--- BEGIN Provided data ---

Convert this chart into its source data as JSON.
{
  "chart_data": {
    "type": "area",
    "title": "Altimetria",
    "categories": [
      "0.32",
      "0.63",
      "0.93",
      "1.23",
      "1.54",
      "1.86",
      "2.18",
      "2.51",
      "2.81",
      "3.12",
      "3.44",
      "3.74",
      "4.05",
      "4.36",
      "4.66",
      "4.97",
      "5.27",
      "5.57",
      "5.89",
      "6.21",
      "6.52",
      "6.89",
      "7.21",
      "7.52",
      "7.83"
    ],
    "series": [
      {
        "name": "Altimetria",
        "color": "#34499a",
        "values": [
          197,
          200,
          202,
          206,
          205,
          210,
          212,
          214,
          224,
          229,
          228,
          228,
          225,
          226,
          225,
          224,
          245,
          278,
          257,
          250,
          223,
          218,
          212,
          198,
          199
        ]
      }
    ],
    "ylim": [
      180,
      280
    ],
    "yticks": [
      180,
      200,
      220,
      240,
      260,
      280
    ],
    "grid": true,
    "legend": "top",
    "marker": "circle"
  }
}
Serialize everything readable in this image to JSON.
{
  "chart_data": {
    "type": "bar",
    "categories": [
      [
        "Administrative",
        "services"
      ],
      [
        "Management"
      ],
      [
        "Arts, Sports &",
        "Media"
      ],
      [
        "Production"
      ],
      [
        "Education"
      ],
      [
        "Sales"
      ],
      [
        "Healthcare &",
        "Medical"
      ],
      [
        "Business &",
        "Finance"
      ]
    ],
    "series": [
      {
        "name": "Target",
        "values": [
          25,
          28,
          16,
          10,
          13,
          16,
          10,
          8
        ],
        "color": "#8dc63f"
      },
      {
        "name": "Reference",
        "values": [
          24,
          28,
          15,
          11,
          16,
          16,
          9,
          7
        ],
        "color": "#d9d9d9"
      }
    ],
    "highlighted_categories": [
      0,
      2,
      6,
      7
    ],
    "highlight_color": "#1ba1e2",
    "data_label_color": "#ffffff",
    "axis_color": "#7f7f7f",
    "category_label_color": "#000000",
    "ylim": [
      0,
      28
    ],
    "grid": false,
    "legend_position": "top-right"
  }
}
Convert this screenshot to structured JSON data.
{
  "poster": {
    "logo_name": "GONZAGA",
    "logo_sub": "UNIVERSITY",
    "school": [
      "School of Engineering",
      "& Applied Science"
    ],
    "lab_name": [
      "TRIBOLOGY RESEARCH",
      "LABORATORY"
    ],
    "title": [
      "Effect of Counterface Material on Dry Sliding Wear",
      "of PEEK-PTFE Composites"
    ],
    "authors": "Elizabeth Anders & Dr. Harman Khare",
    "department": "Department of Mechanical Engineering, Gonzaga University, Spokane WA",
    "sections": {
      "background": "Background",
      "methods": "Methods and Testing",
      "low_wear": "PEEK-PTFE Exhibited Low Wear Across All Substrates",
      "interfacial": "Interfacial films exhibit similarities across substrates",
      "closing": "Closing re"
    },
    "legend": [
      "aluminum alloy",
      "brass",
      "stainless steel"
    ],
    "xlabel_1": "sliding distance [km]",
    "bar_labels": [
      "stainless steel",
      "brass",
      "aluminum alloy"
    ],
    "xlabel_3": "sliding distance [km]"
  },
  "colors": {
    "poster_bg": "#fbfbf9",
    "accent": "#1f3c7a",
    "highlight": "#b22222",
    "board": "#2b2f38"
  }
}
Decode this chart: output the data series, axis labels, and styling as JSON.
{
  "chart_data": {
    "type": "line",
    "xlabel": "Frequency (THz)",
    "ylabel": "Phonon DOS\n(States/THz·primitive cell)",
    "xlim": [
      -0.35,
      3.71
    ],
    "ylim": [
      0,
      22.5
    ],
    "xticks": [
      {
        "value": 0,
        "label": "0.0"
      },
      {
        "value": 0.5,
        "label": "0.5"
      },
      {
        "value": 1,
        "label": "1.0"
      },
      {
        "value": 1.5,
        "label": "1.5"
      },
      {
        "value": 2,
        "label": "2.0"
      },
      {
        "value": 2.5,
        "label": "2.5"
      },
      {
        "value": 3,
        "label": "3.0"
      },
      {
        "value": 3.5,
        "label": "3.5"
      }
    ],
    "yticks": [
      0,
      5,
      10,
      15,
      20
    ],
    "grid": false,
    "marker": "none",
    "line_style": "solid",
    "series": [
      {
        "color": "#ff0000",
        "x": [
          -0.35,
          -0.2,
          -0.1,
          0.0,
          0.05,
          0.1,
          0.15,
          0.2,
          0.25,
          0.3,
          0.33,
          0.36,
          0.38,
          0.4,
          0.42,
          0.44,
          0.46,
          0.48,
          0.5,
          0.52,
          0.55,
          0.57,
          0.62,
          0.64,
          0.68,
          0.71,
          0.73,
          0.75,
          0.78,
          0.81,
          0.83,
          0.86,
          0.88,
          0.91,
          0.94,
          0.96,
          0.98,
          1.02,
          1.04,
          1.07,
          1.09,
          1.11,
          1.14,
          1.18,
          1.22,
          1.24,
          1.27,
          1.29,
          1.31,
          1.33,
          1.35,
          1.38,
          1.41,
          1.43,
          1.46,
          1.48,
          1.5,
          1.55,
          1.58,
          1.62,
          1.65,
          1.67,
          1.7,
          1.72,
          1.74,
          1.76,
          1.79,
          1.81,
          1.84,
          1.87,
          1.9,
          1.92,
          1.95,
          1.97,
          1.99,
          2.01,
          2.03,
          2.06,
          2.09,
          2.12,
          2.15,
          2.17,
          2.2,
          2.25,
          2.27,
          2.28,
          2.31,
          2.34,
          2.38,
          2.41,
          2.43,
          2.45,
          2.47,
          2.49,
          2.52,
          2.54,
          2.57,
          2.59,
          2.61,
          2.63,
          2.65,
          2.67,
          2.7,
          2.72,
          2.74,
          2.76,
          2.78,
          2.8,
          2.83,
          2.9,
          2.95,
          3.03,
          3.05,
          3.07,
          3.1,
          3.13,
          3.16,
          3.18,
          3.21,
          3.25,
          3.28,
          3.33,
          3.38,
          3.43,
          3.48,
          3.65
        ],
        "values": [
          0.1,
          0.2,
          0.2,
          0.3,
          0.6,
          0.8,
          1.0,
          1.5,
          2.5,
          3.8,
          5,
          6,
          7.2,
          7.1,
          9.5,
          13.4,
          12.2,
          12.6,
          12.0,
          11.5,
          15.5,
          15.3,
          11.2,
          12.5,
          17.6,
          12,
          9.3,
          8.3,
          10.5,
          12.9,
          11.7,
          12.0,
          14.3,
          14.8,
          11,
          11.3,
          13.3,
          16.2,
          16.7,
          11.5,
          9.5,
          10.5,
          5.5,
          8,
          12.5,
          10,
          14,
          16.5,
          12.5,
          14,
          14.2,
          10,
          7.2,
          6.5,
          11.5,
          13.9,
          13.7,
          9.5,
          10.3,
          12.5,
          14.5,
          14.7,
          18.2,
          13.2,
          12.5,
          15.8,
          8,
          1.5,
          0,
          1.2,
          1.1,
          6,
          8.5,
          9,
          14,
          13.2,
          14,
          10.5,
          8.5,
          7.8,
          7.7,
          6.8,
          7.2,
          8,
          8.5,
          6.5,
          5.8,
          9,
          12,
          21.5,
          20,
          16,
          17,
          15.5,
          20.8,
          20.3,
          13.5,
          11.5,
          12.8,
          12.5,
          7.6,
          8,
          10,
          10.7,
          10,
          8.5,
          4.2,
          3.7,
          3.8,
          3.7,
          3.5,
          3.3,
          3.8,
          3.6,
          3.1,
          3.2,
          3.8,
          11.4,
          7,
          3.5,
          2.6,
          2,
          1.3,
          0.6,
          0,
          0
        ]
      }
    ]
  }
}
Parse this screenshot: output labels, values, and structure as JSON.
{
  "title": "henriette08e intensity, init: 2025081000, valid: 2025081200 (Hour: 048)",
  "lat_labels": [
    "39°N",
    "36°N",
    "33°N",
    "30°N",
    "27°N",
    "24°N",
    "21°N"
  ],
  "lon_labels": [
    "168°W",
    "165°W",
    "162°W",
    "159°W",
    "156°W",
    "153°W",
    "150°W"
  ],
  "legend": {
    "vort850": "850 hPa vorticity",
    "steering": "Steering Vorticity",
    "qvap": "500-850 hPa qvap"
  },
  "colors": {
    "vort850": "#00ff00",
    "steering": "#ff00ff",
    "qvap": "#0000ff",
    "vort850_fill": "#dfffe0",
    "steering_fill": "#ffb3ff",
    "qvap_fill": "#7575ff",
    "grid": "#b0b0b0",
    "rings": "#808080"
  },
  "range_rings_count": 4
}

--- END Provided data ---

▶ _Problem description_:
Each line containing the word "PTFE" counts once; say how many such lines there are, giving only the number.

▶ _Output below_:
2